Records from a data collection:
>> START

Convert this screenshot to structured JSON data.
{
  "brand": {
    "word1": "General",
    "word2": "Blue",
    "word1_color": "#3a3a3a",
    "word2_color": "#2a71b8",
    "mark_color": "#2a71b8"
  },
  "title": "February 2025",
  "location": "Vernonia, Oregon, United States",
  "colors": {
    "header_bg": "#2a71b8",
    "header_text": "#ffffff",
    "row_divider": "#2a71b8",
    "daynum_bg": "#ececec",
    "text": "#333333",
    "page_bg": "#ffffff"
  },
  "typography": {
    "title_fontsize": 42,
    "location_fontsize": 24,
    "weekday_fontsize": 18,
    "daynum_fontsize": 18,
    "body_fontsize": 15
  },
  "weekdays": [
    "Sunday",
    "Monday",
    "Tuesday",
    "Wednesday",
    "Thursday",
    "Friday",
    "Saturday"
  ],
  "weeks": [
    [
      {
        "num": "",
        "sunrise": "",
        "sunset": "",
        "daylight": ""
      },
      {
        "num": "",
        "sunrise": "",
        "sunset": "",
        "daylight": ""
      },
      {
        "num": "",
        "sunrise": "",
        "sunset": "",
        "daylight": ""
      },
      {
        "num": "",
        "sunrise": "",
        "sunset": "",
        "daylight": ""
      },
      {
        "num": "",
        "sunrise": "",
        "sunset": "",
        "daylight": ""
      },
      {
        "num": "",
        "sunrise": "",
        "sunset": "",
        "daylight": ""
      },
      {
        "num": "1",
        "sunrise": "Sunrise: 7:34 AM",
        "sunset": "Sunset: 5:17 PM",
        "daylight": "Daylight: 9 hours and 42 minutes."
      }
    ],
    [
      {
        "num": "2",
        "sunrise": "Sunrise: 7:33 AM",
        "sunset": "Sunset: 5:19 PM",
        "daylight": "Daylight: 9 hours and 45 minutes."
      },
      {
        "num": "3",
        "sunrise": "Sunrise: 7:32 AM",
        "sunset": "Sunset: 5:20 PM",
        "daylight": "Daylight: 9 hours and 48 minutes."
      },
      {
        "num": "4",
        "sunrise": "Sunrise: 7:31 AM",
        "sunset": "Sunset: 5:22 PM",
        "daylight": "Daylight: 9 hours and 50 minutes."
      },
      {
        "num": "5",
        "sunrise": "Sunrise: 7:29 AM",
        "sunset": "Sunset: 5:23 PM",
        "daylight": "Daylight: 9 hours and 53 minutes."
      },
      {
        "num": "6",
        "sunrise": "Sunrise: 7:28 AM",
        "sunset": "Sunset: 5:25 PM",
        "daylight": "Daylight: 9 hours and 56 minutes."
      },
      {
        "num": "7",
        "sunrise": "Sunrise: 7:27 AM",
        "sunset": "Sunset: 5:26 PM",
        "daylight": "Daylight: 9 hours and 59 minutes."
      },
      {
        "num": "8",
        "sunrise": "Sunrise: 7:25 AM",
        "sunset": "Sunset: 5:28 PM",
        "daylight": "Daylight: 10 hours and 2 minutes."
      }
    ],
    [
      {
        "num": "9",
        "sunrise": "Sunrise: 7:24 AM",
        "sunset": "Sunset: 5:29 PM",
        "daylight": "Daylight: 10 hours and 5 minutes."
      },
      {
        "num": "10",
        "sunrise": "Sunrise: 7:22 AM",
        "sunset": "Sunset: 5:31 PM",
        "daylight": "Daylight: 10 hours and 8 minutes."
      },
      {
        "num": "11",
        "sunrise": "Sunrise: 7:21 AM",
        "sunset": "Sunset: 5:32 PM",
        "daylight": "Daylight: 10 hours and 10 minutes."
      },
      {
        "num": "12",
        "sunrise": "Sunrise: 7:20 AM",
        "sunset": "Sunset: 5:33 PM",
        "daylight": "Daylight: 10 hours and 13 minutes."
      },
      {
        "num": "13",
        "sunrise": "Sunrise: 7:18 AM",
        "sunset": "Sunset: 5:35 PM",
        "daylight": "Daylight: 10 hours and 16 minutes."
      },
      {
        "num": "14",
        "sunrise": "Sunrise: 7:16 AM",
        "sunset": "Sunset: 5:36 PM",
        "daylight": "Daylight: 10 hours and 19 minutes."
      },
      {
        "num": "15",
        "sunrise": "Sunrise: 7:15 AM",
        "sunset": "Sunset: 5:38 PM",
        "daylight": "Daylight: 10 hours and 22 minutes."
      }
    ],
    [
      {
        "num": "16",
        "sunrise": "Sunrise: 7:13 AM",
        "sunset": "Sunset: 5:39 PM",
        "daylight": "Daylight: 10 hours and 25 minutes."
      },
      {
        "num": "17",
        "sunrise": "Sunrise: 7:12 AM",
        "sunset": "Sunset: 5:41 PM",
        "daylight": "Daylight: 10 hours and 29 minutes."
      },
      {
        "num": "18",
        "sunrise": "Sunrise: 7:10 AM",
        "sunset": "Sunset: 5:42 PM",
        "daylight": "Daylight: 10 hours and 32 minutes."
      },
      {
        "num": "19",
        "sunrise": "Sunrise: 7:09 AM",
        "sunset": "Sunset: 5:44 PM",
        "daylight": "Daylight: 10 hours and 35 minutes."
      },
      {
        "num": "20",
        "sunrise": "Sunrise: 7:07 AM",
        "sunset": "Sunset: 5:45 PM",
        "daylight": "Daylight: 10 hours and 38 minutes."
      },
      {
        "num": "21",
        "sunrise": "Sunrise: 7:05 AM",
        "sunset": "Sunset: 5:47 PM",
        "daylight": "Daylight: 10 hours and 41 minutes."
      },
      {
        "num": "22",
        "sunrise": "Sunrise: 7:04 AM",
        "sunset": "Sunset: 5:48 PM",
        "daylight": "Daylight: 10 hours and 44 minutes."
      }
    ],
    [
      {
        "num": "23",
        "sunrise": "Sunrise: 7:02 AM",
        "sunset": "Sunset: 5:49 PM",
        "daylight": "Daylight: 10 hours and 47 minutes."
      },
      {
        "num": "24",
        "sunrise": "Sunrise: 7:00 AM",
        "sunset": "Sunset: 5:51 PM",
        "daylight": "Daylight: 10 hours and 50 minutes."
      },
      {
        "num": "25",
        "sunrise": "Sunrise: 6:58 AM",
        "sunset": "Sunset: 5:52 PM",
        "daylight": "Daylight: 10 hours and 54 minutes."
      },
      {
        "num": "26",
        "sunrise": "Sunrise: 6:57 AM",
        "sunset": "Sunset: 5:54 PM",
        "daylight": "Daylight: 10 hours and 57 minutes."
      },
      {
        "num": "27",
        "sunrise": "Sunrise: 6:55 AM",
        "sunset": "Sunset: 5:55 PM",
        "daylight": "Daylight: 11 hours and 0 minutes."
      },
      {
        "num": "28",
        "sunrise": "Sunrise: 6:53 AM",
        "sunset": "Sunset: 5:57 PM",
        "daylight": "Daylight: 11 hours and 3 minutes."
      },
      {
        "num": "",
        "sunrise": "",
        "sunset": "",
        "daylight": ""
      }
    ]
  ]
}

>> END

- Task goal
The records above should be repeated in full, exactly as given.

- Correct answer
Convert this screenshot to structured JSON data.
{
  "brand": {
    "word1": "General",
    "word2": "Blue",
    "word1_color": "#3a3a3a",
    "word2_color": "#2a71b8",
    "mark_color": "#2a71b8"
  },
  "title": "February 2025",
  "location": "Vernonia, Oregon, United States",
  "colors": {
    "header_bg": "#2a71b8",
    "header_text": "#ffffff",
    "row_divider": "#2a71b8",
    "daynum_bg": "#ececec",
    "text": "#333333",
    "page_bg": "#ffffff"
  },
  "typography": {
    "title_fontsize": 42,
    "location_fontsize": 24,
    "weekday_fontsize": 18,
    "daynum_fontsize": 18,
    "body_fontsize": 15
  },
  "weekdays": [
    "Sunday",
    "Monday",
    "Tuesday",
    "Wednesday",
    "Thursday",
    "Friday",
    "Saturday"
  ],
  "weeks": [
    [
      {
        "num": "",
        "sunrise": "",
        "sunset": "",
        "daylight": ""
      },
      {
        "num": "",
        "sunrise": "",
        "sunset": "",
        "daylight": ""
      },
      {
        "num": "",
        "sunrise": "",
        "sunset": "",
        "daylight": ""
      },
      {
        "num": "",
        "sunrise": "",
        "sunset": "",
        "daylight": ""
      },
      {
        "num": "",
        "sunrise": "",
        "sunset": "",
        "daylight": ""
      },
      {
        "num": "",
        "sunrise": "",
        "sunset": "",
        "daylight": ""
      },
      {
        "num": "1",
        "sunrise": "Sunrise: 7:34 AM",
        "sunset": "Sunset: 5:17 PM",
        "daylight": "Daylight: 9 hours and 42 minutes."
      }
    ],
    [
      {
        "num": "2",
        "sunrise": "Sunrise: 7:33 AM",
        "sunset": "Sunset: 5:19 PM",
        "daylight": "Daylight: 9 hours and 45 minutes."
      },
      {
        "num": "3",
        "sunrise": "Sunrise: 7:32 AM",
        "sunset": "Sunset: 5:20 PM",
        "daylight": "Daylight: 9 hours and 48 minutes."
      },
      {
        "num": "4",
        "sunrise": "Sunrise: 7:31 AM",
        "sunset": "Sunset: 5:22 PM",
        "daylight": "Daylight: 9 hours and 50 minutes."
      },
      {
        "num": "5",
        "sunrise": "Sunrise: 7:29 AM",
        "sunset": "Sunset: 5:23 PM",
        "daylight": "Daylight: 9 hours and 53 minutes."
      },
      {
        "num": "6",
        "sunrise": "Sunrise: 7:28 AM",
        "sunset": "Sunset: 5:25 PM",
        "daylight": "Daylight: 9 hours and 56 minutes."
      },
      {
        "num": "7",
        "sunrise": "Sunrise: 7:27 AM",
        "sunset": "Sunset: 5:26 PM",
        "daylight": "Daylight: 9 hours and 59 minutes."
      },
      {
        "num": "8",
        "sunrise": "Sunrise: 7:25 AM",
        "sunset": "Sunset: 5:28 PM",
        "daylight": "Daylight: 10 hours and 2 minutes."
      }
    ],
    [
      {
        "num": "9",
        "sunrise": "Sunrise: 7:24 AM",
        "sunset": "Sunset: 5:29 PM",
        "daylight": "Daylight: 10 hours and 5 minutes."
      },
      {
        "num": "10",
        "sunrise": "Sunrise: 7:22 AM",
        "sunset": "Sunset: 5:31 PM",
        "daylight": "Daylight: 10 hours and 8 minutes."
      },
      {
        "num": "11",
        "sunrise": "Sunrise: 7:21 AM",
        "sunset": "Sunset: 5:32 PM",
        "daylight": "Daylight: 10 hours and 10 minutes."
      },
      {
        "num": "12",
        "sunrise": "Sunrise: 7:20 AM",
        "sunset": "Sunset: 5:33 PM",
        "daylight": "Daylight: 10 hours and 13 minutes."
      },
      {
        "num": "13",
        "sunrise": "Sunrise: 7:18 AM",
        "sunset": "Sunset: 5:35 PM",
        "daylight": "Daylight: 10 hours and 16 minutes."
      },
      {
        "num": "14",
        "sunrise": "Sunrise: 7:16 AM",
        "sunset": "Sunset: 5:36 PM",
        "daylight": "Daylight: 10 hours and 19 minutes."
      },
      {
        "num": "15",
        "sunrise": "Sunrise: 7:15 AM",
        "sunset": "Sunset: 5:38 PM",
        "daylight": "Daylight: 10 hours and 22 minutes."
      }
    ],
    [
      {
        "num": "16",
        "sunrise": "Sunrise: 7:13 AM",
        "sunset": "Sunset: 5:39 PM",
        "daylight": "Daylight: 10 hours and 25 minutes."
      },
      {
        "num": "17",
        "sunrise": "Sunrise: 7:12 AM",
        "sunset": "Sunset: 5:41 PM",
        "daylight": "Daylight: 10 hours and 29 minutes."
      },
      {
        "num": "18",
        "sunrise": "Sunrise: 7:10 AM",
        "sunset": "Sunset: 5:42 PM",
        "daylight": "Daylight: 10 hours and 32 minutes."
      },
      {
        "num": "19",
        "sunrise": "Sunrise: 7:09 AM",
        "sunset": "Sunset: 5:44 PM",
        "daylight": "Daylight: 10 hours and 35 minutes."
      },
      {
        "num": "20",
        "sunrise": "Sunrise: 7:07 AM",
        "sunset": "Sunset: 5:45 PM",
        "daylight": "Daylight: 10 hours and 38 minutes."
      },
      {
        "num": "21",
        "sunrise": "Sunrise: 7:05 AM",
        "sunset": "Sunset: 5:47 PM",
        "daylight": "Daylight: 10 hours and 41 minutes."
      },
      {
        "num": "22",
        "sunrise": "Sunrise: 7:04 AM",
        "sunset": "Sunset: 5:48 PM",
        "daylight": "Daylight: 10 hours and 44 minutes."
      }
    ],
    [
      {
        "num": "23",
        "sunrise": "Sunrise: 7:02 AM",
        "sunset": "Sunset: 5:49 PM",
        "daylight": "Daylight: 10 hours and 47 minutes."
      },
      {
        "num": "24",
        "sunrise": "Sunrise: 7:00 AM",
        "sunset": "Sunset: 5:51 PM",
        "daylight": "Daylight: 10 hours and 50 minutes."
      },
      {
        "num": "25",
        "sunrise": "Sunrise: 6:58 AM",
        "sunset": "Sunset: 5:52 PM",
        "daylight": "Daylight: 10 hours and 54 minutes."
      },
      {
        "num": "26",
        "sunrise": "Sunrise: 6:57 AM",
        "sunset": "Sunset: 5:54 PM",
        "daylight": "Daylight: 10 hours and 57 minutes."
      },
      {
        "num": "27",
        "sunrise": "Sunrise: 6:55 AM",
        "sunset": "Sunset: 5:55 PM",
        "daylight": "Daylight: 11 hours and 0 minutes."
      },
      {
        "num": "28",
        "sunrise": "Sunrise: 6:53 AM",
        "sunset": "Sunset: 5:57 PM",
        "daylight": "Daylight: 11 hours and 3 minutes."
      },
      {
        "num": "",
        "sunrise": "",
        "sunset": "",
        "daylight": ""
      }
    ]
  ]
}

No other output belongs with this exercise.